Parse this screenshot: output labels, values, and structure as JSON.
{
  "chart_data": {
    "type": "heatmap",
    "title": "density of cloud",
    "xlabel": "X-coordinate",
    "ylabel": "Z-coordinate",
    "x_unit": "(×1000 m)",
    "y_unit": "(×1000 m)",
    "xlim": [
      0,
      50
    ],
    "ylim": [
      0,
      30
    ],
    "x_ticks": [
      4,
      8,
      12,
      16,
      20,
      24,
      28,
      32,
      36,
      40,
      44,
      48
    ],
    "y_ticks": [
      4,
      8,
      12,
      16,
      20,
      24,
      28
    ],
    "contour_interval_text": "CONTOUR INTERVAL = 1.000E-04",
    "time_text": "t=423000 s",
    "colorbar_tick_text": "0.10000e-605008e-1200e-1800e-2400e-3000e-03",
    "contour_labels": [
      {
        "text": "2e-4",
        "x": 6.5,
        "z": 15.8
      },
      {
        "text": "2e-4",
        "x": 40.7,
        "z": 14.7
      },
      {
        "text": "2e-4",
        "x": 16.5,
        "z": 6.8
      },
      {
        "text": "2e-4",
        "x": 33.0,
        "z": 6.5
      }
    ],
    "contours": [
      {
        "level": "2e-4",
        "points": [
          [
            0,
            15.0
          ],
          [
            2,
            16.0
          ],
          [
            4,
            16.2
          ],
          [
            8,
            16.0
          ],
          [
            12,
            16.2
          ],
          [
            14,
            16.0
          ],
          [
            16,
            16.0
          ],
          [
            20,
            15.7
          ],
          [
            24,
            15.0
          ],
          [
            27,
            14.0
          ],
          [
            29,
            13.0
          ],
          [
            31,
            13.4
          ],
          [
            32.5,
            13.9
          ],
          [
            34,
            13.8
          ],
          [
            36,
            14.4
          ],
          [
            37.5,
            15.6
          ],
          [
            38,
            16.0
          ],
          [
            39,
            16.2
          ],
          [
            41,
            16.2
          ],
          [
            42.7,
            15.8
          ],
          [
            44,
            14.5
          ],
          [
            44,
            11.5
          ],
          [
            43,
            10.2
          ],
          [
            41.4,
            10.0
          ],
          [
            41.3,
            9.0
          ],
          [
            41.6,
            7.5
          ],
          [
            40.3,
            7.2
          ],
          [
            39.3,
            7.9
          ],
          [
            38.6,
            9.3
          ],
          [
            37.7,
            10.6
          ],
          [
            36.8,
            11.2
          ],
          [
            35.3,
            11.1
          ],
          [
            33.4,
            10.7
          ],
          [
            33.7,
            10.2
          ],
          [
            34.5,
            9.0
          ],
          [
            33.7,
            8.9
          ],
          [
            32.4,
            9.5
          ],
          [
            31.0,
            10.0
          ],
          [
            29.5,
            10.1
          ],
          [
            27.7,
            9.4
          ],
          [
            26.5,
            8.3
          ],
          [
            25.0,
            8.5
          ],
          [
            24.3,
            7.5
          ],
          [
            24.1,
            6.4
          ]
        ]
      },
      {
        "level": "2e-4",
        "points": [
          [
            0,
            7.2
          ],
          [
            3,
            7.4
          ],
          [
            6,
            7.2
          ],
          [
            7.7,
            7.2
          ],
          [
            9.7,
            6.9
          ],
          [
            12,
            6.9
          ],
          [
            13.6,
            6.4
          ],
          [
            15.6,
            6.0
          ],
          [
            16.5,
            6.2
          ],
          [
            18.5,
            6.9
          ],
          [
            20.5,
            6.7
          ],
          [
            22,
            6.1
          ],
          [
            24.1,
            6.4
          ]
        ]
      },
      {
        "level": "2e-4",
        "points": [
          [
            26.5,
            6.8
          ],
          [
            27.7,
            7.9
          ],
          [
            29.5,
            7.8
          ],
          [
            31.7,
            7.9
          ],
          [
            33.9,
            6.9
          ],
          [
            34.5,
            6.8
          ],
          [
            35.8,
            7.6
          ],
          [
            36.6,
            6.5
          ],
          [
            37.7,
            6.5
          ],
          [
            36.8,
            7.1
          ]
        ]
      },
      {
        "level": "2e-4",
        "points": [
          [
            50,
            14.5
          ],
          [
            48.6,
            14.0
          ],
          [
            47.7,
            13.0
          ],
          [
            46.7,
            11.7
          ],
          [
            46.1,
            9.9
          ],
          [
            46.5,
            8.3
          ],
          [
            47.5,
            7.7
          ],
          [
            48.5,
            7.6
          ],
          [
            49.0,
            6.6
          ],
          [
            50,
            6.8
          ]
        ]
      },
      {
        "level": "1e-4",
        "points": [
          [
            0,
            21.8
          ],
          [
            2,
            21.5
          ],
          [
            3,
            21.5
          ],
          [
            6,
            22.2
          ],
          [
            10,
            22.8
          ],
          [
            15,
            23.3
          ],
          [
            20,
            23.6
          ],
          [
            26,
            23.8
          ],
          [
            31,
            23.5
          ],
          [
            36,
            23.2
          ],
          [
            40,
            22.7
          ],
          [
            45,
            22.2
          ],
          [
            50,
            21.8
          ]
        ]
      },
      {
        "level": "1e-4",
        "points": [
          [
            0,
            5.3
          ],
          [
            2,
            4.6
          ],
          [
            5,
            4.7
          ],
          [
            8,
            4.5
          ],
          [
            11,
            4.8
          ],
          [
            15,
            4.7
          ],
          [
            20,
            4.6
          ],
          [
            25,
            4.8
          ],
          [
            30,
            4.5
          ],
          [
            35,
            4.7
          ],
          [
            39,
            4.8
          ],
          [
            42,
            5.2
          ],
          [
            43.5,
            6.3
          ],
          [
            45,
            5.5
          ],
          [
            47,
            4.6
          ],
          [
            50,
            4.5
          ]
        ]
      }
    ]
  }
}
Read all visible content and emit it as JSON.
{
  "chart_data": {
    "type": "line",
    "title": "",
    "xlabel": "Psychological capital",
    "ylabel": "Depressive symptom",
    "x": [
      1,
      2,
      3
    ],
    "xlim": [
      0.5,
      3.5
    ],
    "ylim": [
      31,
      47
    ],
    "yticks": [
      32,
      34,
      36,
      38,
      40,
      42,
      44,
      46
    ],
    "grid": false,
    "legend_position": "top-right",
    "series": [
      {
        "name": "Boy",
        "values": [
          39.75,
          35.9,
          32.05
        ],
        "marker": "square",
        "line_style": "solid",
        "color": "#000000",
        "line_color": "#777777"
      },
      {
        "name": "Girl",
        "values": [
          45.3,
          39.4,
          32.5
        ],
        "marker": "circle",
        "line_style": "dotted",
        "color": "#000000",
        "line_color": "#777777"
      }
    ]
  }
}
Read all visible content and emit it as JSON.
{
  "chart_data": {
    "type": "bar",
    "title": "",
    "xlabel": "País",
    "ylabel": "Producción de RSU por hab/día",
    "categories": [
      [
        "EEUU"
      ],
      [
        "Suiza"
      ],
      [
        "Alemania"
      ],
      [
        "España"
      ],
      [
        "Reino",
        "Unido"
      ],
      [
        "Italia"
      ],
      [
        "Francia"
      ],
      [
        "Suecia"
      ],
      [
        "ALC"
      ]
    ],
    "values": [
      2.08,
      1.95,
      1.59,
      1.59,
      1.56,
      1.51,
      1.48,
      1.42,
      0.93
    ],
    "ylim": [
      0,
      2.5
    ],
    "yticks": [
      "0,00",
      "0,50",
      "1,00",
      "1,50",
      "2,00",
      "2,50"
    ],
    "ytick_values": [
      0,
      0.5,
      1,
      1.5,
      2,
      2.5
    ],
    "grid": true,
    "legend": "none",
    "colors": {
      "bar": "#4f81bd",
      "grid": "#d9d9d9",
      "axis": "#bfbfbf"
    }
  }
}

*Short task*. Write out the records above again, keeping each one identical to the original.

*Full response*.
Parse this screenshot: output labels, values, and structure as JSON.
{
  "chart_data": {
    "type": "heatmap",
    "title": "density of cloud",
    "xlabel": "X-coordinate",
    "ylabel": "Z-coordinate",
    "x_unit": "(×1000 m)",
    "y_unit": "(×1000 m)",
    "xlim": [
      0,
      50
    ],
    "ylim": [
      0,
      30
    ],
    "x_ticks": [
      4,
      8,
      12,
      16,
      20,
      24,
      28,
      32,
      36,
      40,
      44,
      48
    ],
    "y_ticks": [
      4,
      8,
      12,
      16,
      20,
      24,
      28
    ],
    "contour_interval_text": "CONTOUR INTERVAL = 1.000E-04",
    "time_text": "t=423000 s",
    "colorbar_tick_text": "0.10000e-605008e-1200e-1800e-2400e-3000e-03",
    "contour_labels": [
      {
        "text": "2e-4",
        "x": 6.5,
        "z": 15.8
      },
      {
        "text": "2e-4",
        "x": 40.7,
        "z": 14.7
      },
      {
        "text": "2e-4",
        "x": 16.5,
        "z": 6.8
      },
      {
        "text": "2e-4",
        "x": 33.0,
        "z": 6.5
      }
    ],
    "contours": [
      {
        "level": "2e-4",
        "points": [
          [
            0,
            15.0
          ],
          [
            2,
            16.0
          ],
          [
            4,
            16.2
          ],
          [
            8,
            16.0
          ],
          [
            12,
            16.2
          ],
          [
            14,
            16.0
          ],
          [
            16,
            16.0
          ],
          [
            20,
            15.7
          ],
          [
            24,
            15.0
          ],
          [
            27,
            14.0
          ],
          [
            29,
            13.0
          ],
          [
            31,
            13.4
          ],
          [
            32.5,
            13.9
          ],
          [
            34,
            13.8
          ],
          [
            36,
            14.4
          ],
          [
            37.5,
            15.6
          ],
          [
            38,
            16.0
          ],
          [
            39,
            16.2
          ],
          [
            41,
            16.2
          ],
          [
            42.7,
            15.8
          ],
          [
            44,
            14.5
          ],
          [
            44,
            11.5
          ],
          [
            43,
            10.2
          ],
          [
            41.4,
            10.0
          ],
          [
            41.3,
            9.0
          ],
          [
            41.6,
            7.5
          ],
          [
            40.3,
            7.2
          ],
          [
            39.3,
            7.9
          ],
          [
            38.6,
            9.3
          ],
          [
            37.7,
            10.6
          ],
          [
            36.8,
            11.2
          ],
          [
            35.3,
            11.1
          ],
          [
            33.4,
            10.7
          ],
          [
            33.7,
            10.2
          ],
          [
            34.5,
            9.0
          ],
          [
            33.7,
            8.9
          ],
          [
            32.4,
            9.5
          ],
          [
            31.0,
            10.0
          ],
          [
            29.5,
            10.1
          ],
          [
            27.7,
            9.4
          ],
          [
            26.5,
            8.3
          ],
          [
            25.0,
            8.5
          ],
          [
            24.3,
            7.5
          ],
          [
            24.1,
            6.4
          ]
        ]
      },
      {
        "level": "2e-4",
        "points": [
          [
            0,
            7.2
          ],
          [
            3,
            7.4
          ],
          [
            6,
            7.2
          ],
          [
            7.7,
            7.2
          ],
          [
            9.7,
            6.9
          ],
          [
            12,
            6.9
          ],
          [
            13.6,
            6.4
          ],
          [
            15.6,
            6.0
          ],
          [
            16.5,
            6.2
          ],
          [
            18.5,
            6.9
          ],
          [
            20.5,
            6.7
          ],
          [
            22,
            6.1
          ],
          [
            24.1,
            6.4
          ]
        ]
      },
      {
        "level": "2e-4",
        "points": [
          [
            26.5,
            6.8
          ],
          [
            27.7,
            7.9
          ],
          [
            29.5,
            7.8
          ],
          [
            31.7,
            7.9
          ],
          [
            33.9,
            6.9
          ],
          [
            34.5,
            6.8
          ],
          [
            35.8,
            7.6
          ],
          [
            36.6,
            6.5
          ],
          [
            37.7,
            6.5
          ],
          [
            36.8,
            7.1
          ]
        ]
      },
      {
        "level": "2e-4",
        "points": [
          [
            50,
            14.5
          ],
          [
            48.6,
            14.0
          ],
          [
            47.7,
            13.0
          ],
          [
            46.7,
            11.7
          ],
          [
            46.1,
            9.9
          ],
          [
            46.5,
            8.3
          ],
          [
            47.5,
            7.7
          ],
          [
            48.5,
            7.6
          ],
          [
            49.0,
            6.6
          ],
          [
            50,
            6.8
          ]
        ]
      },
      {
        "level": "1e-4",
        "points": [
          [
            0,
            21.8
          ],
          [
            2,
            21.5
          ],
          [
            3,
            21.5
          ],
          [
            6,
            22.2
          ],
          [
            10,
            22.8
          ],
          [
            15,
            23.3
          ],
          [
            20,
            23.6
          ],
          [
            26,
            23.8
          ],
          [
            31,
            23.5
          ],
          [
            36,
            23.2
          ],
          [
            40,
            22.7
          ],
          [
            45,
            22.2
          ],
          [
            50,
            21.8
          ]
        ]
      },
      {
        "level": "1e-4",
        "points": [
          [
            0,
            5.3
          ],
          [
            2,
            4.6
          ],
          [
            5,
            4.7
          ],
          [
            8,
            4.5
          ],
          [
            11,
            4.8
          ],
          [
            15,
            4.7
          ],
          [
            20,
            4.6
          ],
          [
            25,
            4.8
          ],
          [
            30,
            4.5
          ],
          [
            35,
            4.7
          ],
          [
            39,
            4.8
          ],
          [
            42,
            5.2
          ],
          [
            43.5,
            6.3
          ],
          [
            45,
            5.5
          ],
          [
            47,
            4.6
          ],
          [
            50,
            4.5
          ]
        ]
      }
    ]
  }
}
Read all visible content and emit it as JSON.
{
  "chart_data": {
    "type": "line",
    "title": "",
    "xlabel": "Psychological capital",
    "ylabel": "Depressive symptom",
    "x": [
      1,
      2,
      3
    ],
    "xlim": [
      0.5,
      3.5
    ],
    "ylim": [
      31,
      47
    ],
    "yticks": [
      32,
      34,
      36,
      38,
      40,
      42,
      44,
      46
    ],
    "grid": false,
    "legend_position": "top-right",
    "series": [
      {
        "name": "Boy",
        "values": [
          39.75,
          35.9,
          32.05
        ],
        "marker": "square",
        "line_style": "solid",
        "color": "#000000",
        "line_color": "#777777"
      },
      {
        "name": "Girl",
        "values": [
          45.3,
          39.4,
          32.5
        ],
        "marker": "circle",
        "line_style": "dotted",
        "color": "#000000",
        "line_color": "#777777"
      }
    ]
  }
}
Read all visible content and emit it as JSON.
{
  "chart_data": {
    "type": "bar",
    "title": "",
    "xlabel": "País",
    "ylabel": "Producción de RSU por hab/día",
    "categories": [
      [
        "EEUU"
      ],
      [
        "Suiza"
      ],
      [
        "Alemania"
      ],
      [
        "España"
      ],
      [
        "Reino",
        "Unido"
      ],
      [
        "Italia"
      ],
      [
        "Francia"
      ],
      [
        "Suecia"
      ],
      [
        "ALC"
      ]
    ],
    "values": [
      2.08,
      1.95,
      1.59,
      1.59,
      1.56,
      1.51,
      1.48,
      1.42,
      0.93
    ],
    "ylim": [
      0,
      2.5
    ],
    "yticks": [
      "0,00",
      "0,50",
      "1,00",
      "1,50",
      "2,00",
      "2,50"
    ],
    "ytick_values": [
      0,
      0.5,
      1,
      1.5,
      2,
      2.5
    ],
    "grid": true,
    "legend": "none",
    "colors": {
      "bar": "#4f81bd",
      "grid": "#d9d9d9",
      "axis": "#bfbfbf"
    }
  }
}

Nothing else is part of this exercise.